DATA EXTRACT –
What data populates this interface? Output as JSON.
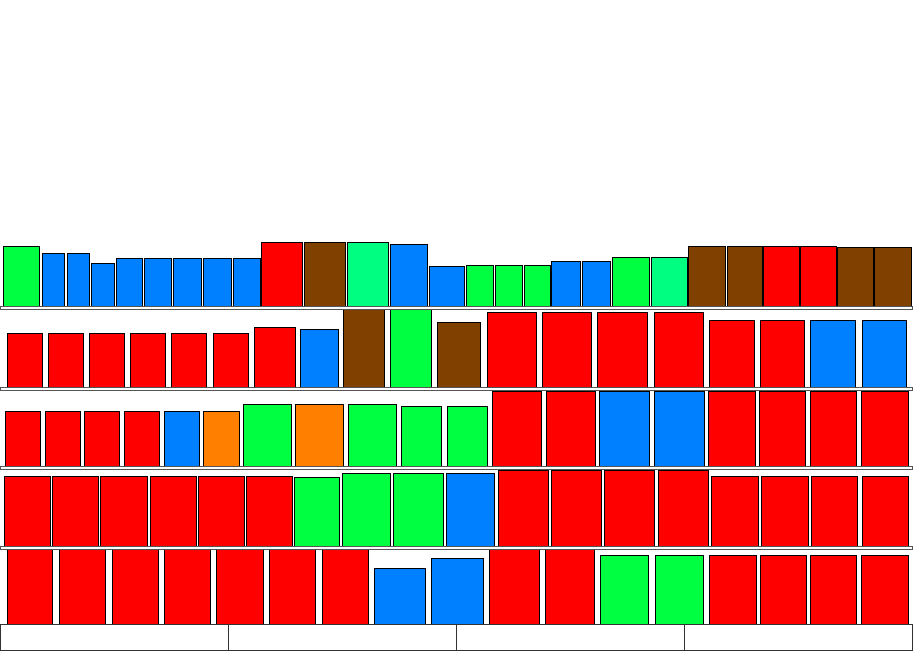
{
  "shelves": [
    [
      "#00ff40",
      "#0080ff",
      "#0080ff",
      "#0080ff",
      "#0080ff",
      "#0080ff",
      "#0080ff",
      "#0080ff",
      "#0080ff",
      "#ff0000",
      "#804000",
      "#00ff80",
      "#0080ff",
      "#0080ff",
      "#00ff40",
      "#00ff40",
      "#00ff40",
      "#0080ff",
      "#0080ff",
      "#00ff40",
      "#00ff80",
      "#804000",
      "#804000",
      "#ff0000",
      "#ff0000",
      "#804000",
      "#804000"
    ],
    [
      "#ff0000",
      "#ff0000",
      "#ff0000",
      "#ff0000",
      "#ff0000",
      "#ff0000",
      "#ff0000",
      "#0080ff",
      "#804000",
      "#00ff40",
      "#804000",
      "#ff0000",
      "#ff0000",
      "#ff0000",
      "#ff0000",
      "#ff0000",
      "#ff0000",
      "#0080ff",
      "#0080ff"
    ],
    [
      "#ff0000",
      "#ff0000",
      "#ff0000",
      "#ff0000",
      "#0080ff",
      "#ff8000",
      "#00ff40",
      "#ff8000",
      "#00ff40",
      "#00ff40",
      "#00ff40",
      "#ff0000",
      "#ff0000",
      "#0080ff",
      "#0080ff",
      "#ff0000",
      "#ff0000",
      "#ff0000",
      "#ff0000"
    ],
    [
      "#ff0000",
      "#ff0000",
      "#ff0000",
      "#ff0000",
      "#ff0000",
      "#ff0000",
      "#00ff40",
      "#00ff40",
      "#00ff40",
      "#0080ff",
      "#ff0000",
      "#ff0000",
      "#ff0000",
      "#ff0000",
      "#ff0000",
      "#ff0000",
      "#ff0000",
      "#ff0000"
    ],
    [
      "#ff0000",
      "#ff0000",
      "#ff0000",
      "#ff0000",
      "#ff0000",
      "#ff0000",
      "#ff0000",
      "#0080ff",
      "#0080ff",
      "#ff0000",
      "#ff0000",
      "#00ff40",
      "#00ff40",
      "#ff0000",
      "#ff0000",
      "#ff0000",
      "#ff0000"
    ]
  ]
}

THE TASK – Restate every record exactly, please; do not copy the pictures.

EXPECTED ANSWER –
What data populates this interface? Output as JSON.
{
  "shelves": [
    [
      "#00ff40",
      "#0080ff",
      "#0080ff",
      "#0080ff",
      "#0080ff",
      "#0080ff",
      "#0080ff",
      "#0080ff",
      "#0080ff",
      "#ff0000",
      "#804000",
      "#00ff80",
      "#0080ff",
      "#0080ff",
      "#00ff40",
      "#00ff40",
      "#00ff40",
      "#0080ff",
      "#0080ff",
      "#00ff40",
      "#00ff80",
      "#804000",
      "#804000",
      "#ff0000",
      "#ff0000",
      "#804000",
      "#804000"
    ],
    [
      "#ff0000",
      "#ff0000",
      "#ff0000",
      "#ff0000",
      "#ff0000",
      "#ff0000",
      "#ff0000",
      "#0080ff",
      "#804000",
      "#00ff40",
      "#804000",
      "#ff0000",
      "#ff0000",
      "#ff0000",
      "#ff0000",
      "#ff0000",
      "#ff0000",
      "#0080ff",
      "#0080ff"
    ],
    [
      "#ff0000",
      "#ff0000",
      "#ff0000",
      "#ff0000",
      "#0080ff",
      "#ff8000",
      "#00ff40",
      "#ff8000",
      "#00ff40",
      "#00ff40",
      "#00ff40",
      "#ff0000",
      "#ff0000",
      "#0080ff",
      "#0080ff",
      "#ff0000",
      "#ff0000",
      "#ff0000",
      "#ff0000"
    ],
    [
      "#ff0000",
      "#ff0000",
      "#ff0000",
      "#ff0000",
      "#ff0000",
      "#ff0000",
      "#00ff40",
      "#00ff40",
      "#00ff40",
      "#0080ff",
      "#ff0000",
      "#ff0000",
      "#ff0000",
      "#ff0000",
      "#ff0000",
      "#ff0000",
      "#ff0000",
      "#ff0000"
    ],
    [
      "#ff0000",
      "#ff0000",
      "#ff0000",
      "#ff0000",
      "#ff0000",
      "#ff0000",
      "#ff0000",
      "#0080ff",
      "#0080ff",
      "#ff0000",
      "#ff0000",
      "#00ff40",
      "#00ff40",
      "#ff0000",
      "#ff0000",
      "#ff0000",
      "#ff0000"
    ]
  ]
}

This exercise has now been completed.